→ **What to work on**:
In the listing below, pick out lines with "đoàn".

→ **Dataset**:
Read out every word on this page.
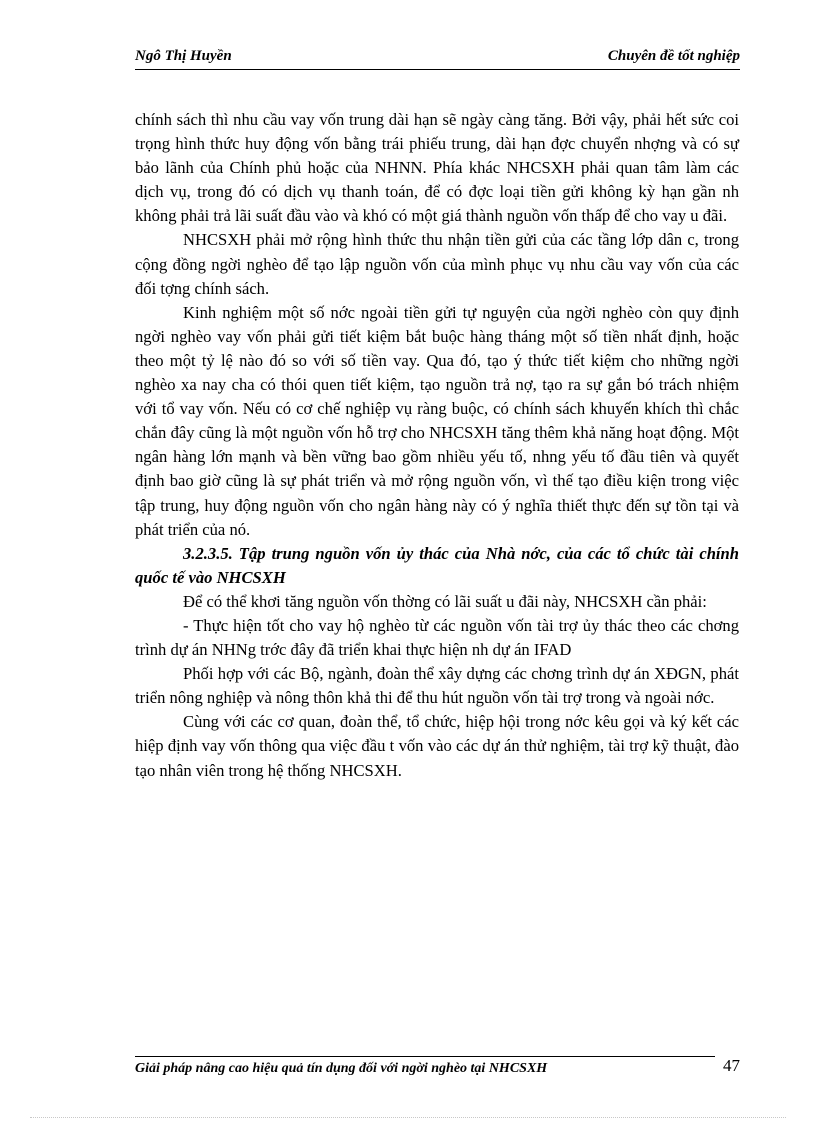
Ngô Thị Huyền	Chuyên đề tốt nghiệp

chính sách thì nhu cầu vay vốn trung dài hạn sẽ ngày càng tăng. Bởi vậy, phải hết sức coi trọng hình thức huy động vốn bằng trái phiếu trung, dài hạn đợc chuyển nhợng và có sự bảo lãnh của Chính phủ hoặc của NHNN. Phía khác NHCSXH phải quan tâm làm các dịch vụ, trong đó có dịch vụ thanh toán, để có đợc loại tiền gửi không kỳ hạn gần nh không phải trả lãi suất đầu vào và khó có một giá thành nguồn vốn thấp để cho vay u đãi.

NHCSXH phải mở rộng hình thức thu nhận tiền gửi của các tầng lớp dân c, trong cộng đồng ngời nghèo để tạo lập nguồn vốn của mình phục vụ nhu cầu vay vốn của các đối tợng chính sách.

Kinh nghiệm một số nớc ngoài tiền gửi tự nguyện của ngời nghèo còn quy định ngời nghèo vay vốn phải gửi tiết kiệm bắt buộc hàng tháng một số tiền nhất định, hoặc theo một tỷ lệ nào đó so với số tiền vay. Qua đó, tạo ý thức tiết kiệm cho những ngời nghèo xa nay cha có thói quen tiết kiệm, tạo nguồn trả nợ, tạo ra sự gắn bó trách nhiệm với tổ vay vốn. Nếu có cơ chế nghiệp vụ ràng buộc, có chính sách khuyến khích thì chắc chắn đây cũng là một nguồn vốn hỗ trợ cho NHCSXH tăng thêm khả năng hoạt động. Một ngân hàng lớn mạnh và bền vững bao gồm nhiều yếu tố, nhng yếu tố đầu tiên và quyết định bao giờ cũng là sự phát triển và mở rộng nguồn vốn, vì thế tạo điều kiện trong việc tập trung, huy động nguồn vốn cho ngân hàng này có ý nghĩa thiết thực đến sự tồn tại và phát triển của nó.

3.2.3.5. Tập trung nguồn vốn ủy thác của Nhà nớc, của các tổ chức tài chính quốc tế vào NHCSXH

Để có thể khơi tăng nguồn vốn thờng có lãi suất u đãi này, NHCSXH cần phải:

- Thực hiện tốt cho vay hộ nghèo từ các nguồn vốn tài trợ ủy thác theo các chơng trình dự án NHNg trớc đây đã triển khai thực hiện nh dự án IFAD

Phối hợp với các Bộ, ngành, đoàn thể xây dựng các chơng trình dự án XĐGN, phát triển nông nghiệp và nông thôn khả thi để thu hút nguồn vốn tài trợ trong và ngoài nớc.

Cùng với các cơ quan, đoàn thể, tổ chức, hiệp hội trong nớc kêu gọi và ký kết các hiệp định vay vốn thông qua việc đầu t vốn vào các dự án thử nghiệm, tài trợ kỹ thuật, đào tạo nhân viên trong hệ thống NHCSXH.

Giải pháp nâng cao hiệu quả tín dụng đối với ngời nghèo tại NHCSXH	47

* * *

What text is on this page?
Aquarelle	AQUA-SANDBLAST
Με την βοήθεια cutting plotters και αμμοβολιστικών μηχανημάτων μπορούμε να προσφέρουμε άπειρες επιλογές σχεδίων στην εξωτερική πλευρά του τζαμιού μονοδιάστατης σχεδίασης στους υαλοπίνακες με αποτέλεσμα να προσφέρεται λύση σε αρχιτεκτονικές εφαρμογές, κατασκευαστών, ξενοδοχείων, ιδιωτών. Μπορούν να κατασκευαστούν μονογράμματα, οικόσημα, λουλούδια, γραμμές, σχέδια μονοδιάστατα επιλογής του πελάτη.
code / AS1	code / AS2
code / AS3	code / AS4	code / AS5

→ **Answer to the problem**:
Phối hợp với các Bộ, ngành, đoàn thể xây dựng các chơng trình dự án XĐGN, phát triển nông nghiệp và nông thôn khả thi để thu hút nguồn vốn tài trợ trong và ngoài nớc.
Cùng với các cơ quan, đoàn thể, tổ chức, hiệp hội trong nớc kêu gọi và ký kết các hiệp định vay vốn thông qua việc đầu t vốn vào các dự án thử nghiệm, tài trợ kỹ thuật, đào tạo nhân viên trong hệ thống NHCSXH.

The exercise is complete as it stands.